• [GIVEN REQUEST]: Copy out each line that mentions the word "yillar".

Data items
####################

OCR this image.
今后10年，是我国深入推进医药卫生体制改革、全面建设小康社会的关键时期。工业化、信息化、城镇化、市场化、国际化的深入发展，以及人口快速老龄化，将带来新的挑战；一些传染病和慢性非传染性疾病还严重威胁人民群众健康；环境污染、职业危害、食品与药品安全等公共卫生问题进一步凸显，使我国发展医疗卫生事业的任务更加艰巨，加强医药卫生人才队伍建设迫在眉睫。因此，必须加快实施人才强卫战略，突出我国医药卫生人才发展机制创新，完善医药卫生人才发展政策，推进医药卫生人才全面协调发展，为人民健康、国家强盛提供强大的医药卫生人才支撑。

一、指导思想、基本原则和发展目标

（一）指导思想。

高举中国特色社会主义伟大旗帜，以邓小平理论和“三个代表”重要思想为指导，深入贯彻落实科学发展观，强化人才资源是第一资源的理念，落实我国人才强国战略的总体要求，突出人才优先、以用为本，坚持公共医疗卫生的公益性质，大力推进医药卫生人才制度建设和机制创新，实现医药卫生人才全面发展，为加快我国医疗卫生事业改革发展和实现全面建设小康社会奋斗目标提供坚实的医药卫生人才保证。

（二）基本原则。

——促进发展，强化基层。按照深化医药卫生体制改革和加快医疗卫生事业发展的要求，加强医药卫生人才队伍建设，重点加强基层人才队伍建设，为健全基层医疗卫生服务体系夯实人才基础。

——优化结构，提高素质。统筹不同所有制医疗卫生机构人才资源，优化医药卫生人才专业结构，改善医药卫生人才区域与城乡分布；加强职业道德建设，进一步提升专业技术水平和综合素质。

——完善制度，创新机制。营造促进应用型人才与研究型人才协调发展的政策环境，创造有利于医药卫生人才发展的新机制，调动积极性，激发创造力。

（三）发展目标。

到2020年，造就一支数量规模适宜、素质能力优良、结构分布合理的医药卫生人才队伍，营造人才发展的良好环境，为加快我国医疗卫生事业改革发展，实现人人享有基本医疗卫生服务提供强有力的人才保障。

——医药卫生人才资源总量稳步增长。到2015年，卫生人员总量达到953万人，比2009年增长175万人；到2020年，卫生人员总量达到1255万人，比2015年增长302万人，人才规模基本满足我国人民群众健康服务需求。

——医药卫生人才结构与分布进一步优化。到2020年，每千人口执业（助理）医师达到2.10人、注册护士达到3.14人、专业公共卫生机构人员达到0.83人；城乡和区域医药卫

####################

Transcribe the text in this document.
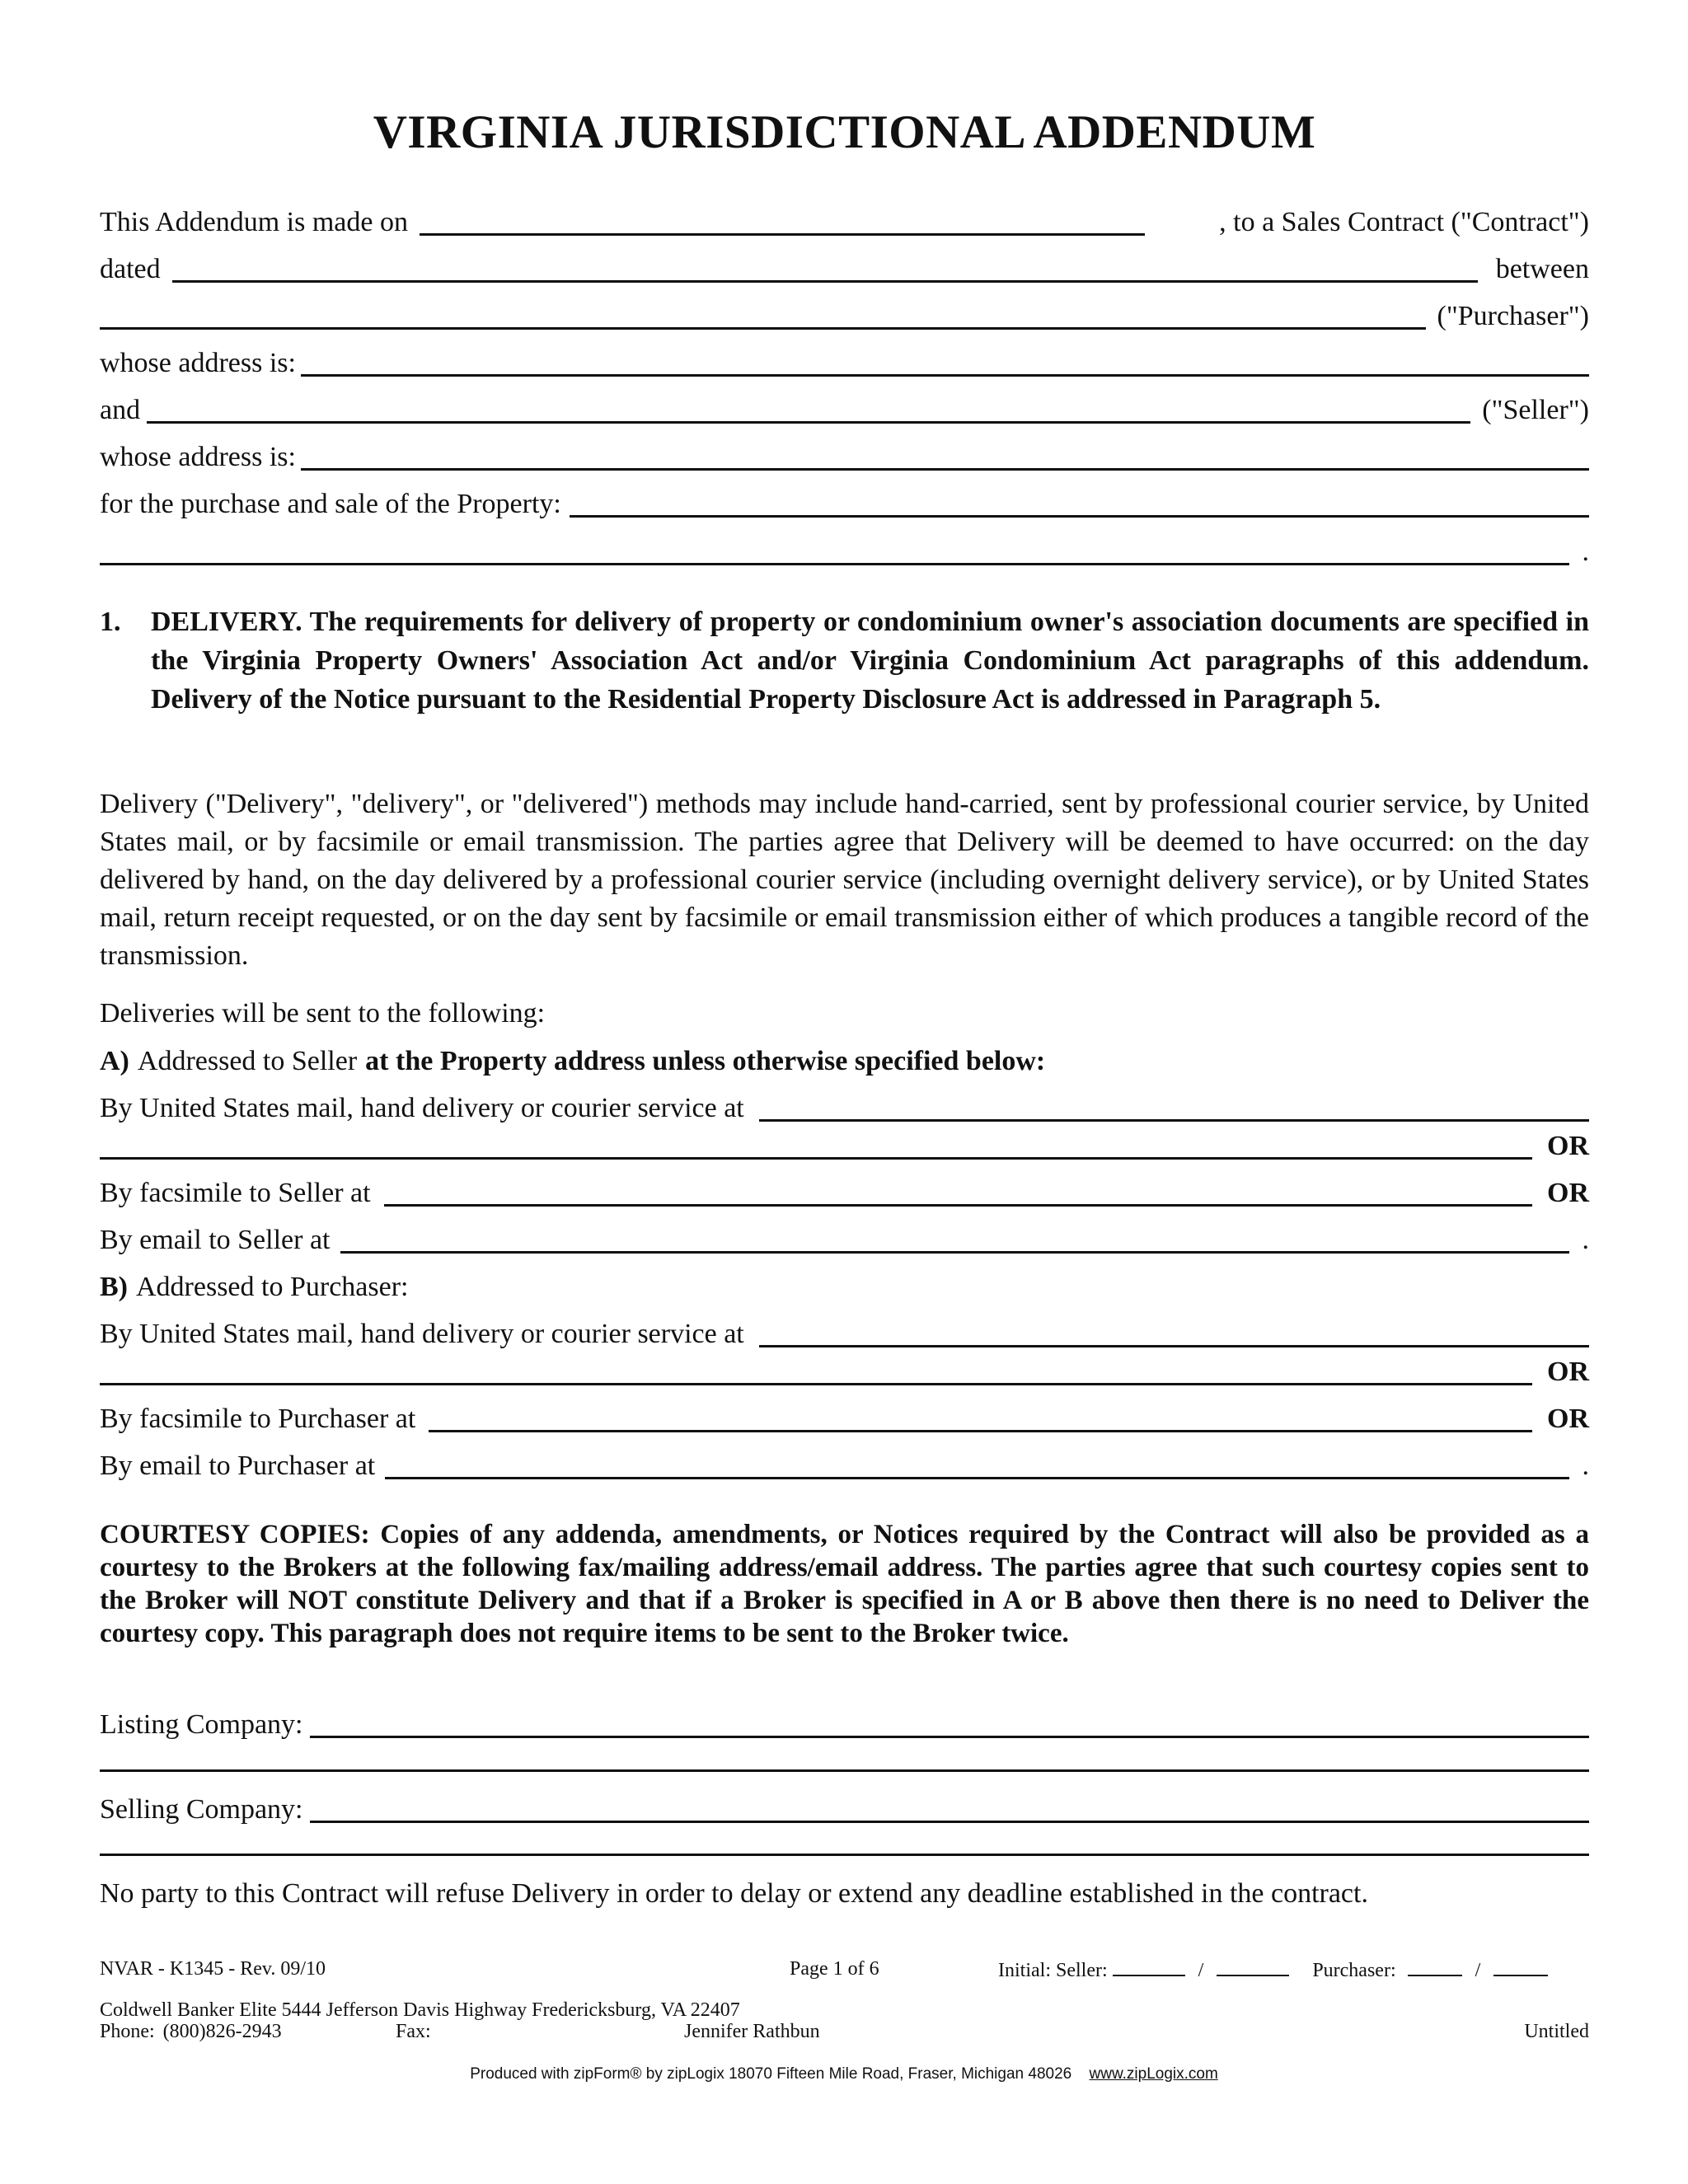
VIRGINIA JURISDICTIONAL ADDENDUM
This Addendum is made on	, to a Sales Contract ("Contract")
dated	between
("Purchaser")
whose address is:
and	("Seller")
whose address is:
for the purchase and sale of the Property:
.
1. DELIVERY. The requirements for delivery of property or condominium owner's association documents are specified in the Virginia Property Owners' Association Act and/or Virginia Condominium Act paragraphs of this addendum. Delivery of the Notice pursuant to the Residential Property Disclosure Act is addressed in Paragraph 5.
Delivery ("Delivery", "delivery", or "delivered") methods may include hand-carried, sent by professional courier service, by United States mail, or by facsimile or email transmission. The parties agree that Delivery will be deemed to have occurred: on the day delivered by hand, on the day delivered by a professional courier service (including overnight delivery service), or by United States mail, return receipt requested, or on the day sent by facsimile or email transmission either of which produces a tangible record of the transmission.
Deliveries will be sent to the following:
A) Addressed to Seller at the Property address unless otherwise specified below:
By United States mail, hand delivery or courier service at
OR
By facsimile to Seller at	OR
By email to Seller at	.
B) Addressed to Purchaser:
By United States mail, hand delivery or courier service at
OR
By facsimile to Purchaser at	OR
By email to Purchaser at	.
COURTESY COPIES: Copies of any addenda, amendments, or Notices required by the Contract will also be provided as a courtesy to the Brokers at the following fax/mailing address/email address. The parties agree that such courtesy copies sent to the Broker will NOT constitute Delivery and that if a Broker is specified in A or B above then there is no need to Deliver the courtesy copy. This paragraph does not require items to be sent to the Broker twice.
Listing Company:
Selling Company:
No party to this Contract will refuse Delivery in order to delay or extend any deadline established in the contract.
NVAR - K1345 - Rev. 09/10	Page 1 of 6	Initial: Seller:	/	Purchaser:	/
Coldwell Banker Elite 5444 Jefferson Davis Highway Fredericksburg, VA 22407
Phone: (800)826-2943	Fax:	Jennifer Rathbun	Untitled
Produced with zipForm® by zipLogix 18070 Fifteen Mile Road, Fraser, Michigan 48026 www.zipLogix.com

####################

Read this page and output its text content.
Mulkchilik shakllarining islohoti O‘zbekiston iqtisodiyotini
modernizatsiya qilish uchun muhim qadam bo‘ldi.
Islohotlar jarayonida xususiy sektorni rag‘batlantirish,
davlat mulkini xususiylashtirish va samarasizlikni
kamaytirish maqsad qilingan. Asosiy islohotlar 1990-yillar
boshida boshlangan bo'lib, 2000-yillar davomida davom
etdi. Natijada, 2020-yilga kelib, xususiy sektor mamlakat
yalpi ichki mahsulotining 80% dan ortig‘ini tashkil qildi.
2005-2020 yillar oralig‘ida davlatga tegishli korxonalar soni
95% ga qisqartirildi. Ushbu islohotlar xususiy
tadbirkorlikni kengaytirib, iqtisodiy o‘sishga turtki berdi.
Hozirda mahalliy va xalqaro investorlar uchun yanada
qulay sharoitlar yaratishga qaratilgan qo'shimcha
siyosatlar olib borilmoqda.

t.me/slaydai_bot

####################

• [EXERCISE RESULT]:
kamaytirish maqsad qilingan. Asosiy islohotlar 1990-yillar
boshida boshlangan bo'lib, 2000-yillar davomida davom
2005-2020 yillar oralig‘ida davlatga tegishli korxonalar soni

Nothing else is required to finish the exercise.